(Records from a collection)
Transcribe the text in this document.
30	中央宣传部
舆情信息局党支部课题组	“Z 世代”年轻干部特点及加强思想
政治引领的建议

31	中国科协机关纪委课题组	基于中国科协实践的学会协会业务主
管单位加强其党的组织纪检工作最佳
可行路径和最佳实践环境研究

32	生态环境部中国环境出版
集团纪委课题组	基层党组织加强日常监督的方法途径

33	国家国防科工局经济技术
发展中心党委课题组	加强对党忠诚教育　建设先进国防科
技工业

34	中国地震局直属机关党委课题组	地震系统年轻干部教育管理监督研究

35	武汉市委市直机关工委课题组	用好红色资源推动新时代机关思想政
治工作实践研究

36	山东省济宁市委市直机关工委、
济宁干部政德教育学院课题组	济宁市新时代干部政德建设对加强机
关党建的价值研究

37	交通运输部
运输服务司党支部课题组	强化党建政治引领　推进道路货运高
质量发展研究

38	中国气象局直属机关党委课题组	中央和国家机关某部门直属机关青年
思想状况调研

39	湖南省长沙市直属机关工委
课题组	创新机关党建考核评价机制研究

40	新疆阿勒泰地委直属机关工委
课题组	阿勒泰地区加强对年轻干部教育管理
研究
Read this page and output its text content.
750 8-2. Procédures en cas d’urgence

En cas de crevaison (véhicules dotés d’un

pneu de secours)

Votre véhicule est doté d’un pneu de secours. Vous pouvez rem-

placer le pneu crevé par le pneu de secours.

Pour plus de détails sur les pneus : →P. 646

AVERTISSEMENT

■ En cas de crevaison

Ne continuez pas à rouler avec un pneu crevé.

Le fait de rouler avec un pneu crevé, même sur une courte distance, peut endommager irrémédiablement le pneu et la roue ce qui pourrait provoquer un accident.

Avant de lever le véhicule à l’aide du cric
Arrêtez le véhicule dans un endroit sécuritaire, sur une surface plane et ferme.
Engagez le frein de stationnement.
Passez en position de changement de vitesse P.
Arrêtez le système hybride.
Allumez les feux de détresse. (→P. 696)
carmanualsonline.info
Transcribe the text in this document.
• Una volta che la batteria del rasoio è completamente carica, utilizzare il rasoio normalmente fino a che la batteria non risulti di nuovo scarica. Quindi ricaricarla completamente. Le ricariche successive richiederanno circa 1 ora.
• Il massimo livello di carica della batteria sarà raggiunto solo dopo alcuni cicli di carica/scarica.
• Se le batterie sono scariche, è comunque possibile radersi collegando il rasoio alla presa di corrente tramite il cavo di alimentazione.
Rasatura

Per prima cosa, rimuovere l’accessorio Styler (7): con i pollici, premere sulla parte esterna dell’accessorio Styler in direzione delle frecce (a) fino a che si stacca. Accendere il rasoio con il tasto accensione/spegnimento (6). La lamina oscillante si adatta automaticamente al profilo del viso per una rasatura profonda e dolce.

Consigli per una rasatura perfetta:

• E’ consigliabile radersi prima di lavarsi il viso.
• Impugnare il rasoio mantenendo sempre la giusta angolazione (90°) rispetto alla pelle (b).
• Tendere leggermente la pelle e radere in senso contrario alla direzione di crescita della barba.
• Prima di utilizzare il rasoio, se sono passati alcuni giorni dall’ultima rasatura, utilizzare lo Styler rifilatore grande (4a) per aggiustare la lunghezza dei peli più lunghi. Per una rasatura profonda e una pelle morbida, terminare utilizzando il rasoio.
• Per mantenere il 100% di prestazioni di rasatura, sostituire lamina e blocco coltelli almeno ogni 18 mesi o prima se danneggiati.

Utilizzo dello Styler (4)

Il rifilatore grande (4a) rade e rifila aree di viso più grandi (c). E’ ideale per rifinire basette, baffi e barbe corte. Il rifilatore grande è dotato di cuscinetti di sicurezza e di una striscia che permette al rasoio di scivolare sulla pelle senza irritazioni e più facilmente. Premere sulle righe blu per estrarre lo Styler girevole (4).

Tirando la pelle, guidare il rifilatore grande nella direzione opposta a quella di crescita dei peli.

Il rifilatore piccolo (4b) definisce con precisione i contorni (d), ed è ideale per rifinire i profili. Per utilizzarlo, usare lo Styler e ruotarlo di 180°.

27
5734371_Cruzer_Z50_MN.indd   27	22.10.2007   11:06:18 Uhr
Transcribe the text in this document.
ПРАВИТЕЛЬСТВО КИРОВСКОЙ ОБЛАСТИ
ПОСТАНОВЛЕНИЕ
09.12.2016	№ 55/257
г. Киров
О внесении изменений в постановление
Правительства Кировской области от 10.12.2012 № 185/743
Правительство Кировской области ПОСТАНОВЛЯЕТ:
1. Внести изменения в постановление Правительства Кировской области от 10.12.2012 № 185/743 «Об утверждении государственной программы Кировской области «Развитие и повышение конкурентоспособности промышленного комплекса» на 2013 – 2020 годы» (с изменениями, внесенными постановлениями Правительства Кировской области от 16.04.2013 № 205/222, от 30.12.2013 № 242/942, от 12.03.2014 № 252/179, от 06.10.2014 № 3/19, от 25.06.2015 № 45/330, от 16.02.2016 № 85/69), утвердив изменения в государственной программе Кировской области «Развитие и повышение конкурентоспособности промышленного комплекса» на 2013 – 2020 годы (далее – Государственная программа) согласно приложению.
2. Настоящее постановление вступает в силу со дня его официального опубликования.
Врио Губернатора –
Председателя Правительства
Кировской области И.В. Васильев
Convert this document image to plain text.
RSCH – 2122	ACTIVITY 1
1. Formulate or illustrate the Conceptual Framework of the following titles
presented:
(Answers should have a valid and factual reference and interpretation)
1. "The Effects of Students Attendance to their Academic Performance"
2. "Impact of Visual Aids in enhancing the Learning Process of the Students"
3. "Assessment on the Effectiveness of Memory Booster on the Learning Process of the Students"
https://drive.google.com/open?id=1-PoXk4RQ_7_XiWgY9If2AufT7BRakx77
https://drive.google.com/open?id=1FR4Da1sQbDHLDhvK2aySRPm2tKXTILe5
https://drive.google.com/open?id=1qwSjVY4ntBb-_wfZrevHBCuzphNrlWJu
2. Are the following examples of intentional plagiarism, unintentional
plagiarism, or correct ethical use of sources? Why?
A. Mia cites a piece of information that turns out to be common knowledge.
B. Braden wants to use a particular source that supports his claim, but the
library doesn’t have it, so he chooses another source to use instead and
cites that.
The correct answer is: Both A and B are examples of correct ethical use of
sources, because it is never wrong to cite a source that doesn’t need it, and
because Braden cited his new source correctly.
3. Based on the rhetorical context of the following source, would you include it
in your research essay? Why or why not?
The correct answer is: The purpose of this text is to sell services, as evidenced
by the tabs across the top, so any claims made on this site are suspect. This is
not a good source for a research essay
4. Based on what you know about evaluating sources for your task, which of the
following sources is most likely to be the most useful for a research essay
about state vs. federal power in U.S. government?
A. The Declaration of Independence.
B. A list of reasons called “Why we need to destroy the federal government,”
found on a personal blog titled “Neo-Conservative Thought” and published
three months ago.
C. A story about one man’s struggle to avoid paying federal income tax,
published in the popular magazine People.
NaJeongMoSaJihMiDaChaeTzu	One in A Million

__Instructions to follow__: Every line above should be printed again exactly as it stands.

__Solution for this task__:
Transcribe the text in this document.
30	中央宣传部
舆情信息局党支部课题组	“Z 世代”年轻干部特点及加强思想
政治引领的建议

31	中国科协机关纪委课题组	基于中国科协实践的学会协会业务主
管单位加强其党的组织纪检工作最佳
可行路径和最佳实践环境研究

32	生态环境部中国环境出版
集团纪委课题组	基层党组织加强日常监督的方法途径

33	国家国防科工局经济技术
发展中心党委课题组	加强对党忠诚教育　建设先进国防科
技工业

34	中国地震局直属机关党委课题组	地震系统年轻干部教育管理监督研究

35	武汉市委市直机关工委课题组	用好红色资源推动新时代机关思想政
治工作实践研究

36	山东省济宁市委市直机关工委、
济宁干部政德教育学院课题组	济宁市新时代干部政德建设对加强机
关党建的价值研究

37	交通运输部
运输服务司党支部课题组	强化党建政治引领　推进道路货运高
质量发展研究

38	中国气象局直属机关党委课题组	中央和国家机关某部门直属机关青年
思想状况调研

39	湖南省长沙市直属机关工委
课题组	创新机关党建考核评价机制研究

40	新疆阿勒泰地委直属机关工委
课题组	阿勒泰地区加强对年轻干部教育管理
研究
Read this page and output its text content.
750 8-2. Procédures en cas d’urgence

En cas de crevaison (véhicules dotés d’un

pneu de secours)

Votre véhicule est doté d’un pneu de secours. Vous pouvez rem-

placer le pneu crevé par le pneu de secours.

Pour plus de détails sur les pneus : →P. 646

AVERTISSEMENT

■ En cas de crevaison

Ne continuez pas à rouler avec un pneu crevé.

Le fait de rouler avec un pneu crevé, même sur une courte distance, peut endommager irrémédiablement le pneu et la roue ce qui pourrait provoquer un accident.

Avant de lever le véhicule à l’aide du cric
Arrêtez le véhicule dans un endroit sécuritaire, sur une surface plane et ferme.
Engagez le frein de stationnement.
Passez en position de changement de vitesse P.
Arrêtez le système hybride.
Allumez les feux de détresse. (→P. 696)
carmanualsonline.info
Transcribe the text in this document.
• Una volta che la batteria del rasoio è completamente carica, utilizzare il rasoio normalmente fino a che la batteria non risulti di nuovo scarica. Quindi ricaricarla completamente. Le ricariche successive richiederanno circa 1 ora.
• Il massimo livello di carica della batteria sarà raggiunto solo dopo alcuni cicli di carica/scarica.
• Se le batterie sono scariche, è comunque possibile radersi collegando il rasoio alla presa di corrente tramite il cavo di alimentazione.
Rasatura

Per prima cosa, rimuovere l’accessorio Styler (7): con i pollici, premere sulla parte esterna dell’accessorio Styler in direzione delle frecce (a) fino a che si stacca. Accendere il rasoio con il tasto accensione/spegnimento (6). La lamina oscillante si adatta automaticamente al profilo del viso per una rasatura profonda e dolce.

Consigli per una rasatura perfetta:

• E’ consigliabile radersi prima di lavarsi il viso.
• Impugnare il rasoio mantenendo sempre la giusta angolazione (90°) rispetto alla pelle (b).
• Tendere leggermente la pelle e radere in senso contrario alla direzione di crescita della barba.
• Prima di utilizzare il rasoio, se sono passati alcuni giorni dall’ultima rasatura, utilizzare lo Styler rifilatore grande (4a) per aggiustare la lunghezza dei peli più lunghi. Per una rasatura profonda e una pelle morbida, terminare utilizzando il rasoio.
• Per mantenere il 100% di prestazioni di rasatura, sostituire lamina e blocco coltelli almeno ogni 18 mesi o prima se danneggiati.

Utilizzo dello Styler (4)

Il rifilatore grande (4a) rade e rifila aree di viso più grandi (c). E’ ideale per rifinire basette, baffi e barbe corte. Il rifilatore grande è dotato di cuscinetti di sicurezza e di una striscia che permette al rasoio di scivolare sulla pelle senza irritazioni e più facilmente. Premere sulle righe blu per estrarre lo Styler girevole (4).

Tirando la pelle, guidare il rifilatore grande nella direzione opposta a quella di crescita dei peli.

Il rifilatore piccolo (4b) definisce con precisione i contorni (d), ed è ideale per rifinire i profili. Per utilizzarlo, usare lo Styler e ruotarlo di 180°.

27
5734371_Cruzer_Z50_MN.indd   27	22.10.2007   11:06:18 Uhr
Transcribe the text in this document.
ПРАВИТЕЛЬСТВО КИРОВСКОЙ ОБЛАСТИ
ПОСТАНОВЛЕНИЕ
09.12.2016	№ 55/257
г. Киров
О внесении изменений в постановление
Правительства Кировской области от 10.12.2012 № 185/743
Правительство Кировской области ПОСТАНОВЛЯЕТ:
1. Внести изменения в постановление Правительства Кировской области от 10.12.2012 № 185/743 «Об утверждении государственной программы Кировской области «Развитие и повышение конкурентоспособности промышленного комплекса» на 2013 – 2020 годы» (с изменениями, внесенными постановлениями Правительства Кировской области от 16.04.2013 № 205/222, от 30.12.2013 № 242/942, от 12.03.2014 № 252/179, от 06.10.2014 № 3/19, от 25.06.2015 № 45/330, от 16.02.2016 № 85/69), утвердив изменения в государственной программе Кировской области «Развитие и повышение конкурентоспособности промышленного комплекса» на 2013 – 2020 годы (далее – Государственная программа) согласно приложению.
2. Настоящее постановление вступает в силу со дня его официального опубликования.
Врио Губернатора –
Председателя Правительства
Кировской области И.В. Васильев
Convert this document image to plain text.
RSCH – 2122	ACTIVITY 1
1. Formulate or illustrate the Conceptual Framework of the following titles
presented:
(Answers should have a valid and factual reference and interpretation)
1. "The Effects of Students Attendance to their Academic Performance"
2. "Impact of Visual Aids in enhancing the Learning Process of the Students"
3. "Assessment on the Effectiveness of Memory Booster on the Learning Process of the Students"
https://drive.google.com/open?id=1-PoXk4RQ_7_XiWgY9If2AufT7BRakx77
https://drive.google.com/open?id=1FR4Da1sQbDHLDhvK2aySRPm2tKXTILe5
https://drive.google.com/open?id=1qwSjVY4ntBb-_wfZrevHBCuzphNrlWJu
2. Are the following examples of intentional plagiarism, unintentional
plagiarism, or correct ethical use of sources? Why?
A. Mia cites a piece of information that turns out to be common knowledge.
B. Braden wants to use a particular source that supports his claim, but the
library doesn’t have it, so he chooses another source to use instead and
cites that.
The correct answer is: Both A and B are examples of correct ethical use of
sources, because it is never wrong to cite a source that doesn’t need it, and
because Braden cited his new source correctly.
3. Based on the rhetorical context of the following source, would you include it
in your research essay? Why or why not?
The correct answer is: The purpose of this text is to sell services, as evidenced
by the tabs across the top, so any claims made on this site are suspect. This is
not a good source for a research essay
4. Based on what you know about evaluating sources for your task, which of the
following sources is most likely to be the most useful for a research essay
about state vs. federal power in U.S. government?
A. The Declaration of Independence.
B. A list of reasons called “Why we need to destroy the federal government,”
found on a personal blog titled “Neo-Conservative Thought” and published
three months ago.
C. A story about one man’s struggle to avoid paying federal income tax,
published in the popular magazine People.
NaJeongMoSaJihMiDaChaeTzu	One in A Million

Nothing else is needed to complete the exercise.